## begin Provided material
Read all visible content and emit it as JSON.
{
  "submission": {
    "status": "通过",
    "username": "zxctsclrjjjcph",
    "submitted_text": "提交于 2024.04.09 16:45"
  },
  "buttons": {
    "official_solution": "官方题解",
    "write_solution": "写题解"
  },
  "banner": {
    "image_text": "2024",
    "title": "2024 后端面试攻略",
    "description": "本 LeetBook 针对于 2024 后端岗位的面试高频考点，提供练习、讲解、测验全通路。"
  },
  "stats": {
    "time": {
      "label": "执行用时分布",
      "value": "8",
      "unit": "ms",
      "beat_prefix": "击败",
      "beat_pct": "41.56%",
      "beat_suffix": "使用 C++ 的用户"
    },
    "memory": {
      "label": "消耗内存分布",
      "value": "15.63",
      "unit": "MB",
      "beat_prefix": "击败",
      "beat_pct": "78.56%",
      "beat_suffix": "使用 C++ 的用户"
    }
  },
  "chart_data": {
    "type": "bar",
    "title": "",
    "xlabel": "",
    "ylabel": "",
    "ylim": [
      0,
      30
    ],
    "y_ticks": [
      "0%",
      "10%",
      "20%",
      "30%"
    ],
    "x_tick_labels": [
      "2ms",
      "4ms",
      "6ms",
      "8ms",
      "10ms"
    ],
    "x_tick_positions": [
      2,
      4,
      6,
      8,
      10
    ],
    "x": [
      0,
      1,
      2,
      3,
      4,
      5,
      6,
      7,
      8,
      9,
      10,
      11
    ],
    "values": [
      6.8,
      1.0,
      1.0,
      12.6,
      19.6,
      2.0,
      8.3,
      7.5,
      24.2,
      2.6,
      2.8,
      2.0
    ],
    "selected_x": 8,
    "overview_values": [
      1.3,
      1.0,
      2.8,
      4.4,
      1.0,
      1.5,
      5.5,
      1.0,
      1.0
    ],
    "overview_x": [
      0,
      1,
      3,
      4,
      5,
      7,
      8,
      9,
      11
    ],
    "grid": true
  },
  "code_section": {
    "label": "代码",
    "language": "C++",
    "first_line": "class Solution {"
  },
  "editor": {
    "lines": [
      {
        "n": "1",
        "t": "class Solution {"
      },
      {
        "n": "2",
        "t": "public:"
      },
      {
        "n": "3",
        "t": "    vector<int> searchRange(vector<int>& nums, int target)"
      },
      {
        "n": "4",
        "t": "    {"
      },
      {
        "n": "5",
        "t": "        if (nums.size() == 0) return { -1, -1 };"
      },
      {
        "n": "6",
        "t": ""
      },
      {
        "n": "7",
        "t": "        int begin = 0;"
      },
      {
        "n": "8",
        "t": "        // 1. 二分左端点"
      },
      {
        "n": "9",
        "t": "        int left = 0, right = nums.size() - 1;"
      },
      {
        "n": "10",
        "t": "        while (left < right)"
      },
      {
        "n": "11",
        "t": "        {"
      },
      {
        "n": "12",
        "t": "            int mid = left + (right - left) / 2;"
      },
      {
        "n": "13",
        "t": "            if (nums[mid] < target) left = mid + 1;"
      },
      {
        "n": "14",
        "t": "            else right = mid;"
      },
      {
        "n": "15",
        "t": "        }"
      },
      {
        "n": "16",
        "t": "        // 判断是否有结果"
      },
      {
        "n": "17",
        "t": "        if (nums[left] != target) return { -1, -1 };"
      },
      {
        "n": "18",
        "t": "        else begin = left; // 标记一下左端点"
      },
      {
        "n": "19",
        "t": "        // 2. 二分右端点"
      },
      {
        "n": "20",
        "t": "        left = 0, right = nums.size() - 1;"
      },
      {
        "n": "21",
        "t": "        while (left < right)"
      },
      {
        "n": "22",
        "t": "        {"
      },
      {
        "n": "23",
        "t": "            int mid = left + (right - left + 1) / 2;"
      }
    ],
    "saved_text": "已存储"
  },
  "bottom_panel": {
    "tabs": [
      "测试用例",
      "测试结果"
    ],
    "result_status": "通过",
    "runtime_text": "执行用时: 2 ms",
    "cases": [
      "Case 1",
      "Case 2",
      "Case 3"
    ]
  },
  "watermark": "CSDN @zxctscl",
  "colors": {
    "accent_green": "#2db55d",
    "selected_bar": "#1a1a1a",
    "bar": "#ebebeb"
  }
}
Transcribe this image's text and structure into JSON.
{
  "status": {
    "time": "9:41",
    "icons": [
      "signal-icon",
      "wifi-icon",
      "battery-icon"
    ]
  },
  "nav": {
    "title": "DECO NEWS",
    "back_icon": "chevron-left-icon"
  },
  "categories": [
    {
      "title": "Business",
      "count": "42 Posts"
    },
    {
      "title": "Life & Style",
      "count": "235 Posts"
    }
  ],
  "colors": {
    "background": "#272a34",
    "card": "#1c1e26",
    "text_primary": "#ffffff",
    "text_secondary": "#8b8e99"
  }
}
## end Provided material
Given problem: Go through the listing and copy all of it exactly.

Final result:
Read all visible content and emit it as JSON.
{
  "submission": {
    "status": "通过",
    "username": "zxctsclrjjjcph",
    "submitted_text": "提交于 2024.04.09 16:45"
  },
  "buttons": {
    "official_solution": "官方题解",
    "write_solution": "写题解"
  },
  "banner": {
    "image_text": "2024",
    "title": "2024 后端面试攻略",
    "description": "本 LeetBook 针对于 2024 后端岗位的面试高频考点，提供练习、讲解、测验全通路。"
  },
  "stats": {
    "time": {
      "label": "执行用时分布",
      "value": "8",
      "unit": "ms",
      "beat_prefix": "击败",
      "beat_pct": "41.56%",
      "beat_suffix": "使用 C++ 的用户"
    },
    "memory": {
      "label": "消耗内存分布",
      "value": "15.63",
      "unit": "MB",
      "beat_prefix": "击败",
      "beat_pct": "78.56%",
      "beat_suffix": "使用 C++ 的用户"
    }
  },
  "chart_data": {
    "type": "bar",
    "title": "",
    "xlabel": "",
    "ylabel": "",
    "ylim": [
      0,
      30
    ],
    "y_ticks": [
      "0%",
      "10%",
      "20%",
      "30%"
    ],
    "x_tick_labels": [
      "2ms",
      "4ms",
      "6ms",
      "8ms",
      "10ms"
    ],
    "x_tick_positions": [
      2,
      4,
      6,
      8,
      10
    ],
    "x": [
      0,
      1,
      2,
      3,
      4,
      5,
      6,
      7,
      8,
      9,
      10,
      11
    ],
    "values": [
      6.8,
      1.0,
      1.0,
      12.6,
      19.6,
      2.0,
      8.3,
      7.5,
      24.2,
      2.6,
      2.8,
      2.0
    ],
    "selected_x": 8,
    "overview_values": [
      1.3,
      1.0,
      2.8,
      4.4,
      1.0,
      1.5,
      5.5,
      1.0,
      1.0
    ],
    "overview_x": [
      0,
      1,
      3,
      4,
      5,
      7,
      8,
      9,
      11
    ],
    "grid": true
  },
  "code_section": {
    "label": "代码",
    "language": "C++",
    "first_line": "class Solution {"
  },
  "editor": {
    "lines": [
      {
        "n": "1",
        "t": "class Solution {"
      },
      {
        "n": "2",
        "t": "public:"
      },
      {
        "n": "3",
        "t": "    vector<int> searchRange(vector<int>& nums, int target)"
      },
      {
        "n": "4",
        "t": "    {"
      },
      {
        "n": "5",
        "t": "        if (nums.size() == 0) return { -1, -1 };"
      },
      {
        "n": "6",
        "t": ""
      },
      {
        "n": "7",
        "t": "        int begin = 0;"
      },
      {
        "n": "8",
        "t": "        // 1. 二分左端点"
      },
      {
        "n": "9",
        "t": "        int left = 0, right = nums.size() - 1;"
      },
      {
        "n": "10",
        "t": "        while (left < right)"
      },
      {
        "n": "11",
        "t": "        {"
      },
      {
        "n": "12",
        "t": "            int mid = left + (right - left) / 2;"
      },
      {
        "n": "13",
        "t": "            if (nums[mid] < target) left = mid + 1;"
      },
      {
        "n": "14",
        "t": "            else right = mid;"
      },
      {
        "n": "15",
        "t": "        }"
      },
      {
        "n": "16",
        "t": "        // 判断是否有结果"
      },
      {
        "n": "17",
        "t": "        if (nums[left] != target) return { -1, -1 };"
      },
      {
        "n": "18",
        "t": "        else begin = left; // 标记一下左端点"
      },
      {
        "n": "19",
        "t": "        // 2. 二分右端点"
      },
      {
        "n": "20",
        "t": "        left = 0, right = nums.size() - 1;"
      },
      {
        "n": "21",
        "t": "        while (left < right)"
      },
      {
        "n": "22",
        "t": "        {"
      },
      {
        "n": "23",
        "t": "            int mid = left + (right - left + 1) / 2;"
      }
    ],
    "saved_text": "已存储"
  },
  "bottom_panel": {
    "tabs": [
      "测试用例",
      "测试结果"
    ],
    "result_status": "通过",
    "runtime_text": "执行用时: 2 ms",
    "cases": [
      "Case 1",
      "Case 2",
      "Case 3"
    ]
  },
  "watermark": "CSDN @zxctscl",
  "colors": {
    "accent_green": "#2db55d",
    "selected_bar": "#1a1a1a",
    "bar": "#ebebeb"
  }
}
Transcribe this image's text and structure into JSON.
{
  "status": {
    "time": "9:41",
    "icons": [
      "signal-icon",
      "wifi-icon",
      "battery-icon"
    ]
  },
  "nav": {
    "title": "DECO NEWS",
    "back_icon": "chevron-left-icon"
  },
  "categories": [
    {
      "title": "Business",
      "count": "42 Posts"
    },
    {
      "title": "Life & Style",
      "count": "235 Posts"
    }
  ],
  "colors": {
    "background": "#272a34",
    "card": "#1c1e26",
    "text_primary": "#ffffff",
    "text_secondary": "#8b8e99"
  }
}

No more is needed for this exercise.